_TASK STATEMENT_.
Please report every line from the material that contains the word "inflation".

Structured figure records:
<<<<

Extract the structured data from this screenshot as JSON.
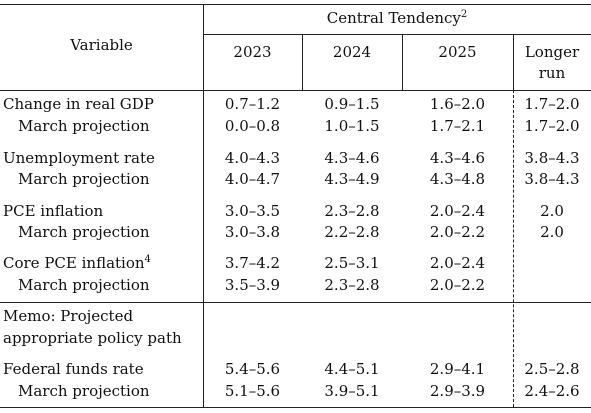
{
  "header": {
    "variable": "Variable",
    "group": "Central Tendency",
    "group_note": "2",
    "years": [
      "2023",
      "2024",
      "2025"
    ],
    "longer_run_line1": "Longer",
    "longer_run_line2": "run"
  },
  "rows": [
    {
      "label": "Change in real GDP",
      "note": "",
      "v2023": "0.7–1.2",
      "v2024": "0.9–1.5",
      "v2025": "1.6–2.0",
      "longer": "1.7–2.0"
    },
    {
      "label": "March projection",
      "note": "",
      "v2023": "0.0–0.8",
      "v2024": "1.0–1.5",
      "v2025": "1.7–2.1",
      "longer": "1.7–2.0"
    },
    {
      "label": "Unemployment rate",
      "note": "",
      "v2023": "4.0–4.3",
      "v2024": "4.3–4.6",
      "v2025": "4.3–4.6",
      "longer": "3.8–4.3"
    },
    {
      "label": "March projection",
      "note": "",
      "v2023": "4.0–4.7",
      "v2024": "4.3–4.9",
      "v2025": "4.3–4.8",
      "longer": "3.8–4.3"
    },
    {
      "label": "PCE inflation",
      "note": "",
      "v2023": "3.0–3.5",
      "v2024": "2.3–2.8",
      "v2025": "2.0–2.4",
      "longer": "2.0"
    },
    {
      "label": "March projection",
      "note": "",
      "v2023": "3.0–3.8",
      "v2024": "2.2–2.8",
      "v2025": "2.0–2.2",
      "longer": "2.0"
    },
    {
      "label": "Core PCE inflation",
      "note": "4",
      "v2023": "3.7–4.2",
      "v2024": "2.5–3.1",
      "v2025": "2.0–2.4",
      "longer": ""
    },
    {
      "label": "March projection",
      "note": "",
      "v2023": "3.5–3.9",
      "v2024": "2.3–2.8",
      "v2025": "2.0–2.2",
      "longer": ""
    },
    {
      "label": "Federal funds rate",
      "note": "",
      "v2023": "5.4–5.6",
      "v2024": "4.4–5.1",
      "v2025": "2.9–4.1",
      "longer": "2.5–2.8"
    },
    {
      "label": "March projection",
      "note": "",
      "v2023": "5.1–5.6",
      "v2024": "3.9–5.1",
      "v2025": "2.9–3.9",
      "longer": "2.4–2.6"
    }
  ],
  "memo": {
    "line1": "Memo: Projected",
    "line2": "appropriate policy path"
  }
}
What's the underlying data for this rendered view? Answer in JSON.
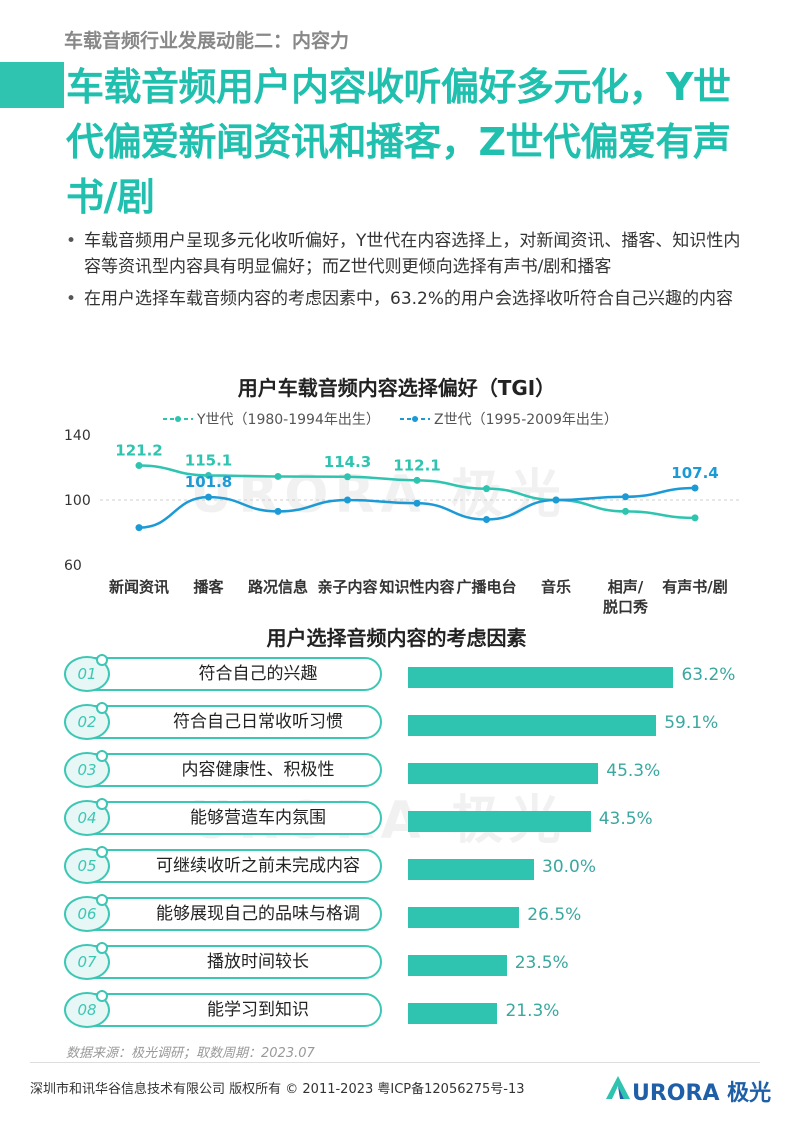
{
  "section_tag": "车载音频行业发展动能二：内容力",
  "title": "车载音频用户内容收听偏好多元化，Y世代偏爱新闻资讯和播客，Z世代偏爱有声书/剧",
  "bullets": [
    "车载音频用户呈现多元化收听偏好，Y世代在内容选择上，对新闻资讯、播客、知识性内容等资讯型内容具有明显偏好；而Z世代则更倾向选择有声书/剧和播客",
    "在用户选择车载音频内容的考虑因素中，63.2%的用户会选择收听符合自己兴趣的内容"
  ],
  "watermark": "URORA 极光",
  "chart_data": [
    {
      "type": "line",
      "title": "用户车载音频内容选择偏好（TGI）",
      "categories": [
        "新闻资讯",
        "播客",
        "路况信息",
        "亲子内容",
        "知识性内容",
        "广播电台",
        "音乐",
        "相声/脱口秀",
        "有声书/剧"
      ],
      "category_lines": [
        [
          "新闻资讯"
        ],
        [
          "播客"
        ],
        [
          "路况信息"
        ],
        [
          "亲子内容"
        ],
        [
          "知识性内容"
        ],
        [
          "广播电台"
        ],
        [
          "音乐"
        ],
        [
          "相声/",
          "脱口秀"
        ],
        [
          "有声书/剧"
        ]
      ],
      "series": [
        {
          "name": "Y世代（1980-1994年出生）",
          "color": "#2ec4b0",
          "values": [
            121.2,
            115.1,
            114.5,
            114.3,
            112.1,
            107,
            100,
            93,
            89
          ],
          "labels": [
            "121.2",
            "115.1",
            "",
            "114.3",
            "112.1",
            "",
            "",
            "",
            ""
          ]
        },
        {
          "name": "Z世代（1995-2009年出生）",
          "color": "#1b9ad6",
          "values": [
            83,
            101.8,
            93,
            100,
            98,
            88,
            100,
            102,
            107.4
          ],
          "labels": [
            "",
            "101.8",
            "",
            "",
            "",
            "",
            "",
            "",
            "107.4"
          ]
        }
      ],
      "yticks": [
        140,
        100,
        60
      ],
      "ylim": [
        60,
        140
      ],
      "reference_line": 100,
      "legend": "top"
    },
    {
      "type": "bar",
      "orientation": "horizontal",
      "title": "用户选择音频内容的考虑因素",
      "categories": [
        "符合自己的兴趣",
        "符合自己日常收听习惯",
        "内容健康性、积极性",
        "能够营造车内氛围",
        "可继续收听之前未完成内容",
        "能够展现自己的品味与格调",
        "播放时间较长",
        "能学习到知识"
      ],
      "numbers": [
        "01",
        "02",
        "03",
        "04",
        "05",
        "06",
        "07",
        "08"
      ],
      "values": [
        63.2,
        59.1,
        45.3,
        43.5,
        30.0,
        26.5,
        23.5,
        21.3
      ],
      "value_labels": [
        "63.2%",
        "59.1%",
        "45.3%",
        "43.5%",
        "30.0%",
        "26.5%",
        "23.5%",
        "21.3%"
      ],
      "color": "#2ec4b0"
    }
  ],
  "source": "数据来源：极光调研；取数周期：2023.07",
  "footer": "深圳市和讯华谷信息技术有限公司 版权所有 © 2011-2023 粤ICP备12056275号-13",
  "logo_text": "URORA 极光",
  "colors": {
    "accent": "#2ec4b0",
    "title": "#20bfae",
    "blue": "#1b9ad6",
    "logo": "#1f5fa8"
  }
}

>>>>

_WRITTEN ANSWER_.
      "label": "PCE inflation",
      "label": "Core PCE inflation",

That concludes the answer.